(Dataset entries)
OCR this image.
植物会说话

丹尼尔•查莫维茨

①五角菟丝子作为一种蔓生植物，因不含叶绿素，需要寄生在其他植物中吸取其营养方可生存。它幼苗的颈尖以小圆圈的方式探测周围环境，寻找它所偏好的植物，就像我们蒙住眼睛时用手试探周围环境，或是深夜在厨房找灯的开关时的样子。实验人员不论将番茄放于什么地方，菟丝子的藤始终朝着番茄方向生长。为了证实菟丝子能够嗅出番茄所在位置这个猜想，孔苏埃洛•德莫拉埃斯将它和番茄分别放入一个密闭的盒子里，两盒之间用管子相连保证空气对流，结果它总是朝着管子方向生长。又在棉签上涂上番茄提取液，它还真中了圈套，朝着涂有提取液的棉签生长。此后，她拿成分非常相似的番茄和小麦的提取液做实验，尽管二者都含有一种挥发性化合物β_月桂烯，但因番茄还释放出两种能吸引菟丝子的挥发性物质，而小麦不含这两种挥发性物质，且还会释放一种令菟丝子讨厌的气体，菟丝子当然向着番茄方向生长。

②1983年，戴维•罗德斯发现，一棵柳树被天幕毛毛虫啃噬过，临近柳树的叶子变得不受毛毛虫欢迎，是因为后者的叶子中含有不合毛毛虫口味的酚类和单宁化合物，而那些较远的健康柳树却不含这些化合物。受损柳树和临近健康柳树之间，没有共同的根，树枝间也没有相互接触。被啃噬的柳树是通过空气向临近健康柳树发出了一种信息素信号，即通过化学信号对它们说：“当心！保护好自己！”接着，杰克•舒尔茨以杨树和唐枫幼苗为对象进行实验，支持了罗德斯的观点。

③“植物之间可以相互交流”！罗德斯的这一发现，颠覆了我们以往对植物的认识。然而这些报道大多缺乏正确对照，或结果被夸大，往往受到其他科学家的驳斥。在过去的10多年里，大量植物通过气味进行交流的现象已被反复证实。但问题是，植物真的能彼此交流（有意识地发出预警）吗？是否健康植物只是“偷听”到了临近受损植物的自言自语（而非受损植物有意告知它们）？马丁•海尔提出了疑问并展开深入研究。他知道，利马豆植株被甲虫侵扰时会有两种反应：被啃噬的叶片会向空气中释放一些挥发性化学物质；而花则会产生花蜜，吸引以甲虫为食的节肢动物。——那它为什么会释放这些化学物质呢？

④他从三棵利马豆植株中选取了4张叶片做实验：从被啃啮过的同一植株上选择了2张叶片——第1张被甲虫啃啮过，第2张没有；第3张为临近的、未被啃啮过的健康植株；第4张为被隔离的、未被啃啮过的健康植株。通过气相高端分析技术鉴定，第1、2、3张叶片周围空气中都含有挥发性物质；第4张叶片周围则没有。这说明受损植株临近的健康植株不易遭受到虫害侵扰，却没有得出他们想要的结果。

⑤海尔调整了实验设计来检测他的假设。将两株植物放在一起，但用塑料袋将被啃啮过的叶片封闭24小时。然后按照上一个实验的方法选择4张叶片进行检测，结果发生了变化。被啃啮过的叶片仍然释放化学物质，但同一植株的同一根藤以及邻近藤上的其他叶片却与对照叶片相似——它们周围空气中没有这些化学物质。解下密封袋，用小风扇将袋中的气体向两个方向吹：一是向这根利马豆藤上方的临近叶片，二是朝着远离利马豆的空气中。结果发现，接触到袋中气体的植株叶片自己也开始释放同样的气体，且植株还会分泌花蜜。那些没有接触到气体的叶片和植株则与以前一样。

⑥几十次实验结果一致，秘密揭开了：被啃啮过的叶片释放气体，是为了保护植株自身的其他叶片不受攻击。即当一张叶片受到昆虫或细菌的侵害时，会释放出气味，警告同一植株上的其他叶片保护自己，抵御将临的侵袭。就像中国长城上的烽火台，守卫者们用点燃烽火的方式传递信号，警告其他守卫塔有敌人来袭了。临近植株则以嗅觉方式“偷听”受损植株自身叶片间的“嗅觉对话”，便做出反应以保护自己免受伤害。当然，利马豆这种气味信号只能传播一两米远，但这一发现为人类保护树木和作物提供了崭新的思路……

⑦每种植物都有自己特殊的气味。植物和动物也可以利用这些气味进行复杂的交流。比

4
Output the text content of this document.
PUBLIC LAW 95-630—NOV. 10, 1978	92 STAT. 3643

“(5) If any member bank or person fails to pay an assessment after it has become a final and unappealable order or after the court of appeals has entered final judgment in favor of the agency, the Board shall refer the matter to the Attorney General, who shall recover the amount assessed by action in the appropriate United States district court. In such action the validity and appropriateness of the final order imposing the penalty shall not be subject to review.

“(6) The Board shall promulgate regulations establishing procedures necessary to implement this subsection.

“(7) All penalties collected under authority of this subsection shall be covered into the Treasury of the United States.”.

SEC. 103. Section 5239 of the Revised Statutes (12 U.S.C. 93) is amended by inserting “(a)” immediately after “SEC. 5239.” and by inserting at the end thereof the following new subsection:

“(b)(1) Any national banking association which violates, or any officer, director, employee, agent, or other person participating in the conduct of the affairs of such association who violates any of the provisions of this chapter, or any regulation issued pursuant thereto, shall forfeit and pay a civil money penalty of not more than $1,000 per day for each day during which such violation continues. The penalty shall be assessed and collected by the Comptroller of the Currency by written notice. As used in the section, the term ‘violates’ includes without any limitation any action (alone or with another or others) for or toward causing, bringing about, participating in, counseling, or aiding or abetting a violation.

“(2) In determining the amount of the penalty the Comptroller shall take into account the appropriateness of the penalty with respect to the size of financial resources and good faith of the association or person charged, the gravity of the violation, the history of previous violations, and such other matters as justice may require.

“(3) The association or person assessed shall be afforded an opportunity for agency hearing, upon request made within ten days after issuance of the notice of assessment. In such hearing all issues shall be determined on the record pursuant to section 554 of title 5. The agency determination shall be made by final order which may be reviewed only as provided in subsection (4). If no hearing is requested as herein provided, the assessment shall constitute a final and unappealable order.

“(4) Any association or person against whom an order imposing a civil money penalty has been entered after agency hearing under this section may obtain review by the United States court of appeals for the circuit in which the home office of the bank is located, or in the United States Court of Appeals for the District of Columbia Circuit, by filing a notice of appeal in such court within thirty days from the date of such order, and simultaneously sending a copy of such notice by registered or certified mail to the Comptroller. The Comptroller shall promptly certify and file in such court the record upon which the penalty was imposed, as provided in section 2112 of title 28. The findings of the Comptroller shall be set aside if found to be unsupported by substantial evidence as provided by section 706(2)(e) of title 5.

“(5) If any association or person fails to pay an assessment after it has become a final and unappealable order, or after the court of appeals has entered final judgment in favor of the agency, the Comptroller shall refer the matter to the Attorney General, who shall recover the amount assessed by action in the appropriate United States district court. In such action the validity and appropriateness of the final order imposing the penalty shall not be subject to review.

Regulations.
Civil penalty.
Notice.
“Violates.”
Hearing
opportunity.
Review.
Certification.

■ Exercise objective ■
Reproduce all of the records exactly.

■ Solution for this task ■
OCR this image.
植物会说话

丹尼尔•查莫维茨

①五角菟丝子作为一种蔓生植物，因不含叶绿素，需要寄生在其他植物中吸取其营养方可生存。它幼苗的颈尖以小圆圈的方式探测周围环境，寻找它所偏好的植物，就像我们蒙住眼睛时用手试探周围环境，或是深夜在厨房找灯的开关时的样子。实验人员不论将番茄放于什么地方，菟丝子的藤始终朝着番茄方向生长。为了证实菟丝子能够嗅出番茄所在位置这个猜想，孔苏埃洛•德莫拉埃斯将它和番茄分别放入一个密闭的盒子里，两盒之间用管子相连保证空气对流，结果它总是朝着管子方向生长。又在棉签上涂上番茄提取液，它还真中了圈套，朝着涂有提取液的棉签生长。此后，她拿成分非常相似的番茄和小麦的提取液做实验，尽管二者都含有一种挥发性化合物β_月桂烯，但因番茄还释放出两种能吸引菟丝子的挥发性物质，而小麦不含这两种挥发性物质，且还会释放一种令菟丝子讨厌的气体，菟丝子当然向着番茄方向生长。

②1983年，戴维•罗德斯发现，一棵柳树被天幕毛毛虫啃噬过，临近柳树的叶子变得不受毛毛虫欢迎，是因为后者的叶子中含有不合毛毛虫口味的酚类和单宁化合物，而那些较远的健康柳树却不含这些化合物。受损柳树和临近健康柳树之间，没有共同的根，树枝间也没有相互接触。被啃噬的柳树是通过空气向临近健康柳树发出了一种信息素信号，即通过化学信号对它们说：“当心！保护好自己！”接着，杰克•舒尔茨以杨树和唐枫幼苗为对象进行实验，支持了罗德斯的观点。

③“植物之间可以相互交流”！罗德斯的这一发现，颠覆了我们以往对植物的认识。然而这些报道大多缺乏正确对照，或结果被夸大，往往受到其他科学家的驳斥。在过去的10多年里，大量植物通过气味进行交流的现象已被反复证实。但问题是，植物真的能彼此交流（有意识地发出预警）吗？是否健康植物只是“偷听”到了临近受损植物的自言自语（而非受损植物有意告知它们）？马丁•海尔提出了疑问并展开深入研究。他知道，利马豆植株被甲虫侵扰时会有两种反应：被啃噬的叶片会向空气中释放一些挥发性化学物质；而花则会产生花蜜，吸引以甲虫为食的节肢动物。——那它为什么会释放这些化学物质呢？

④他从三棵利马豆植株中选取了4张叶片做实验：从被啃啮过的同一植株上选择了2张叶片——第1张被甲虫啃啮过，第2张没有；第3张为临近的、未被啃啮过的健康植株；第4张为被隔离的、未被啃啮过的健康植株。通过气相高端分析技术鉴定，第1、2、3张叶片周围空气中都含有挥发性物质；第4张叶片周围则没有。这说明受损植株临近的健康植株不易遭受到虫害侵扰，却没有得出他们想要的结果。

⑤海尔调整了实验设计来检测他的假设。将两株植物放在一起，但用塑料袋将被啃啮过的叶片封闭24小时。然后按照上一个实验的方法选择4张叶片进行检测，结果发生了变化。被啃啮过的叶片仍然释放化学物质，但同一植株的同一根藤以及邻近藤上的其他叶片却与对照叶片相似——它们周围空气中没有这些化学物质。解下密封袋，用小风扇将袋中的气体向两个方向吹：一是向这根利马豆藤上方的临近叶片，二是朝着远离利马豆的空气中。结果发现，接触到袋中气体的植株叶片自己也开始释放同样的气体，且植株还会分泌花蜜。那些没有接触到气体的叶片和植株则与以前一样。

⑥几十次实验结果一致，秘密揭开了：被啃啮过的叶片释放气体，是为了保护植株自身的其他叶片不受攻击。即当一张叶片受到昆虫或细菌的侵害时，会释放出气味，警告同一植株上的其他叶片保护自己，抵御将临的侵袭。就像中国长城上的烽火台，守卫者们用点燃烽火的方式传递信号，警告其他守卫塔有敌人来袭了。临近植株则以嗅觉方式“偷听”受损植株自身叶片间的“嗅觉对话”，便做出反应以保护自己免受伤害。当然，利马豆这种气味信号只能传播一两米远，但这一发现为人类保护树木和作物提供了崭新的思路……

⑦每种植物都有自己特殊的气味。植物和动物也可以利用这些气味进行复杂的交流。比

4
Output the text content of this document.
PUBLIC LAW 95-630—NOV. 10, 1978	92 STAT. 3643

“(5) If any member bank or person fails to pay an assessment after it has become a final and unappealable order or after the court of appeals has entered final judgment in favor of the agency, the Board shall refer the matter to the Attorney General, who shall recover the amount assessed by action in the appropriate United States district court. In such action the validity and appropriateness of the final order imposing the penalty shall not be subject to review.

“(6) The Board shall promulgate regulations establishing procedures necessary to implement this subsection.

“(7) All penalties collected under authority of this subsection shall be covered into the Treasury of the United States.”.

SEC. 103. Section 5239 of the Revised Statutes (12 U.S.C. 93) is amended by inserting “(a)” immediately after “SEC. 5239.” and by inserting at the end thereof the following new subsection:

“(b)(1) Any national banking association which violates, or any officer, director, employee, agent, or other person participating in the conduct of the affairs of such association who violates any of the provisions of this chapter, or any regulation issued pursuant thereto, shall forfeit and pay a civil money penalty of not more than $1,000 per day for each day during which such violation continues. The penalty shall be assessed and collected by the Comptroller of the Currency by written notice. As used in the section, the term ‘violates’ includes without any limitation any action (alone or with another or others) for or toward causing, bringing about, participating in, counseling, or aiding or abetting a violation.

“(2) In determining the amount of the penalty the Comptroller shall take into account the appropriateness of the penalty with respect to the size of financial resources and good faith of the association or person charged, the gravity of the violation, the history of previous violations, and such other matters as justice may require.

“(3) The association or person assessed shall be afforded an opportunity for agency hearing, upon request made within ten days after issuance of the notice of assessment. In such hearing all issues shall be determined on the record pursuant to section 554 of title 5. The agency determination shall be made by final order which may be reviewed only as provided in subsection (4). If no hearing is requested as herein provided, the assessment shall constitute a final and unappealable order.

“(4) Any association or person against whom an order imposing a civil money penalty has been entered after agency hearing under this section may obtain review by the United States court of appeals for the circuit in which the home office of the bank is located, or in the United States Court of Appeals for the District of Columbia Circuit, by filing a notice of appeal in such court within thirty days from the date of such order, and simultaneously sending a copy of such notice by registered or certified mail to the Comptroller. The Comptroller shall promptly certify and file in such court the record upon which the penalty was imposed, as provided in section 2112 of title 28. The findings of the Comptroller shall be set aside if found to be unsupported by substantial evidence as provided by section 706(2)(e) of title 5.

“(5) If any association or person fails to pay an assessment after it has become a final and unappealable order, or after the court of appeals has entered final judgment in favor of the agency, the Comptroller shall refer the matter to the Attorney General, who shall recover the amount assessed by action in the appropriate United States district court. In such action the validity and appropriateness of the final order imposing the penalty shall not be subject to review.

Regulations.
Civil penalty.
Notice.
“Violates.”
Hearing
opportunity.
Review.
Certification.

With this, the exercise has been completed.